Aim of the task =>
Every line that contains the word "JSON" should be copied out.

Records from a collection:
☆ ☆ ☆ ☆ ☆

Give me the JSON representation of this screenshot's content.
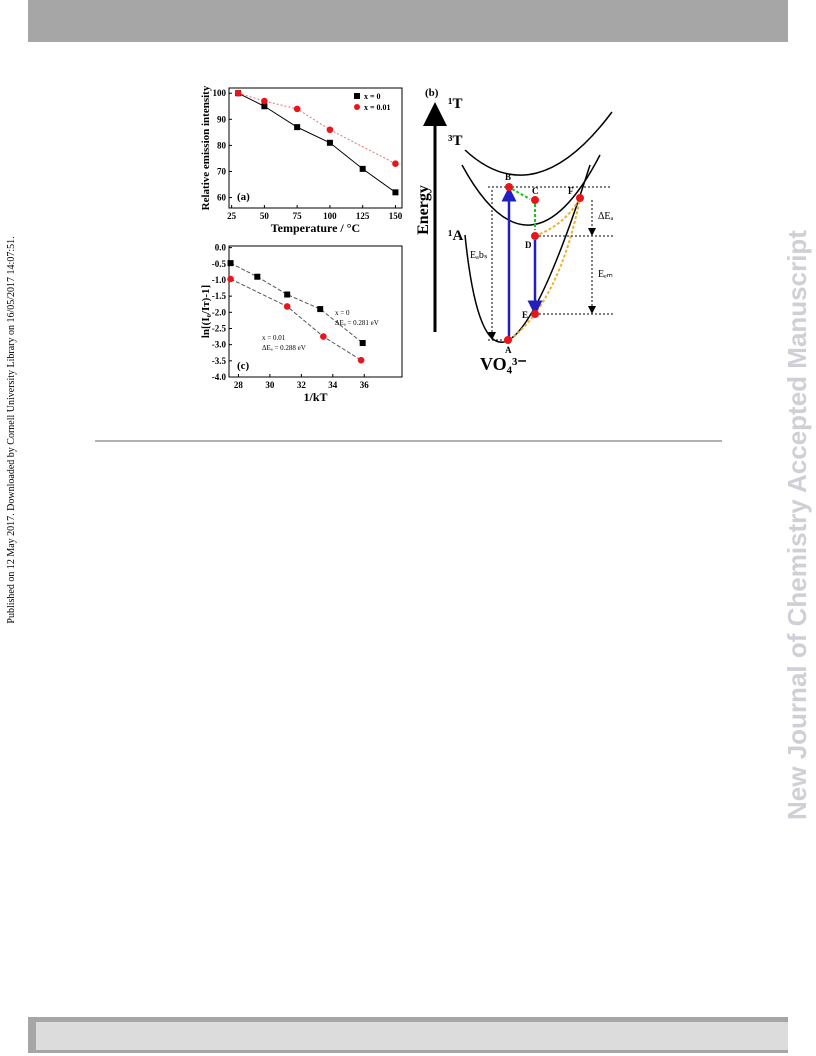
{
  "sidebar": "Published on 12 May 2017. Downloaded by Cornell University Library on 16/05/2017 14:07:51.",
  "watermark": "New Journal of Chemistry Accepted Manuscript",
  "chart_data": [
    {
      "type": "scatter",
      "panel_label": "(a)",
      "x_label": "Temperature / °C",
      "y_label": "Relative emission intensity",
      "xlim": [
        23,
        155
      ],
      "xticks": [
        25,
        50,
        75,
        100,
        125,
        150
      ],
      "ylim": [
        56,
        102
      ],
      "yticks": [
        60,
        70,
        80,
        90,
        100
      ],
      "legend": "upper right",
      "series": [
        {
          "name": "x = 0",
          "color": "#000000",
          "marker": "square",
          "line_color": "#000000",
          "line_style": "solid",
          "x": [
            30,
            50,
            75,
            100,
            125,
            150
          ],
          "values": [
            100,
            95,
            87,
            81,
            71,
            62
          ]
        },
        {
          "name": "x = 0.01",
          "color": "#e8151b",
          "marker": "circle",
          "line_color": "#e87070",
          "line_style": "dotted",
          "x": [
            30,
            50,
            75,
            100,
            150
          ],
          "values": [
            100,
            97,
            94,
            86,
            73
          ]
        }
      ]
    },
    {
      "type": "scatter",
      "panel_label": "(c)",
      "x_label": "1/kT",
      "y_label": "ln[(I₀/Iᴛ)-1]",
      "xlim": [
        27.4,
        38.4
      ],
      "xticks": [
        28,
        30,
        32,
        34,
        36
      ],
      "ylim": [
        -4,
        0.05
      ],
      "yticks": [
        {
          "value": 0,
          "label": "0.0"
        },
        -0.5,
        {
          "value": -1,
          "label": "-1.0"
        },
        -1.5,
        {
          "value": -2,
          "label": "-2.0"
        },
        -2.5,
        {
          "value": -3,
          "label": "-3.0"
        },
        -3.5,
        {
          "value": -4,
          "label": "-4.0"
        }
      ],
      "annotations": [
        "x = 0",
        "ΔEₐ = 0.281 eV",
        "x = 0.01",
        "ΔEₐ = 0.288 eV"
      ],
      "series": [
        {
          "color": "#000000",
          "marker": "square",
          "line_color": "#555555",
          "line_style": "dashed",
          "x": [
            27.5,
            29.2,
            31.1,
            33.2,
            35.9
          ],
          "values": [
            -0.48,
            -0.9,
            -1.45,
            -1.9,
            -2.95
          ]
        },
        {
          "color": "#e8151b",
          "marker": "circle",
          "line_color": "#555555",
          "line_style": "dashed",
          "x": [
            27.5,
            31.1,
            33.4,
            35.8
          ],
          "values": [
            -0.97,
            -1.82,
            -2.75,
            -3.48
          ]
        }
      ]
    }
  ],
  "diagram": {
    "panel_label": "(b)",
    "axis_label": "Energy",
    "states": [
      "¹T",
      "³T",
      "¹A"
    ],
    "points": [
      "A",
      "B",
      "C",
      "D",
      "E",
      "F"
    ],
    "e_abs": "Eₐbₛ",
    "e_em": "Eₑₘ",
    "delta_e": "ΔEₐ",
    "ion": "VO₄³⁻"
  }
}
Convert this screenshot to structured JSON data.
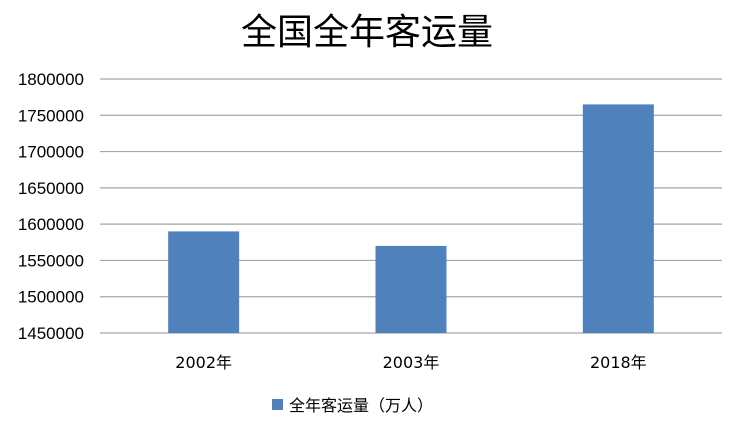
{
  "chart_data": {
    "type": "bar",
    "title": "全国全年客运量",
    "categories": [
      "2002年",
      "2003年",
      "2018年"
    ],
    "series": [
      {
        "name": "全年客运量（万人）",
        "values": [
          1590000,
          1570000,
          1765000
        ]
      }
    ],
    "ylim": [
      1450000,
      1800000
    ],
    "yticks": [
      1450000,
      1500000,
      1550000,
      1600000,
      1650000,
      1700000,
      1750000,
      1800000
    ],
    "grid": true,
    "legend": "bottom",
    "colors": {
      "bar": "#4F81BD",
      "grid": "#A6A6A6"
    }
  }
}
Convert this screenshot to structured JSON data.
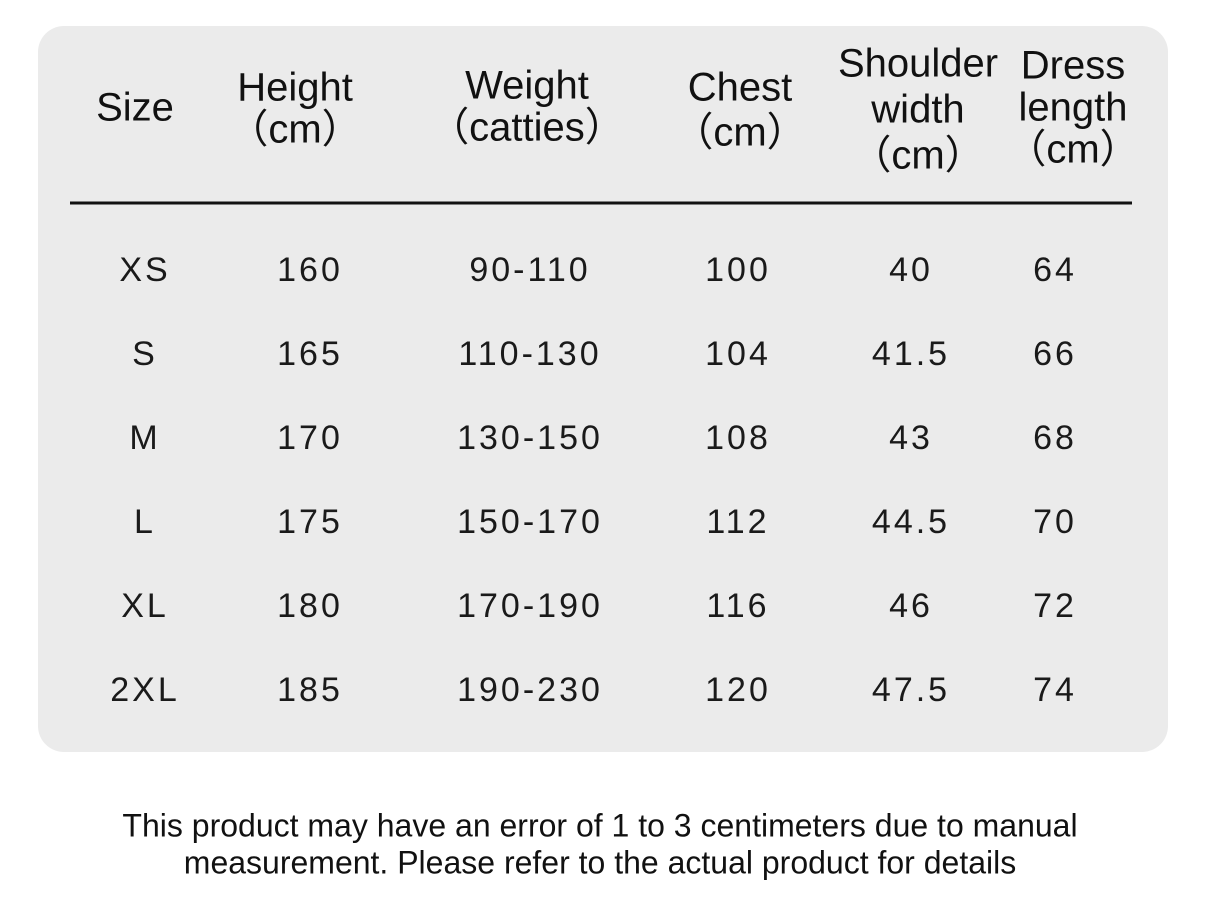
{
  "table": {
    "headers": [
      [
        "Size"
      ],
      [
        "Height",
        "（cm）"
      ],
      [
        "Weight",
        "（catties）"
      ],
      [
        "Chest",
        "（cm）"
      ],
      [
        "Shoulder",
        "width",
        "（cm）"
      ],
      [
        "Dress",
        "length",
        "（cm）"
      ]
    ],
    "rows": [
      [
        "XS",
        "160",
        "90-110",
        "100",
        "40",
        "64"
      ],
      [
        "S",
        "165",
        "110-130",
        "104",
        "41.5",
        "66"
      ],
      [
        "M",
        "170",
        "130-150",
        "108",
        "43",
        "68"
      ],
      [
        "L",
        "175",
        "150-170",
        "112",
        "44.5",
        "70"
      ],
      [
        "XL",
        "180",
        "170-190",
        "116",
        "46",
        "72"
      ],
      [
        "2XL",
        "185",
        "190-230",
        "120",
        "47.5",
        "74"
      ]
    ]
  },
  "footnote": [
    "This product may have an error of 1 to 3 centimeters due to manual",
    "measurement. Please refer to the actual product for details"
  ]
}
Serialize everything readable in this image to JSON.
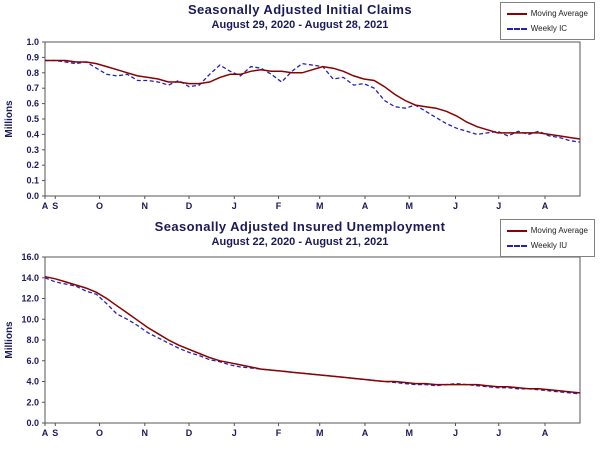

☆ ☆ ☆ ☆ ☆

Response to this task =>
Give me the JSON representation of this screenshot's content.
Convert this screenshot to structured JSON data.
Convert this screenshot to structured JSON data.
Serialize everything readable in this image to JSON.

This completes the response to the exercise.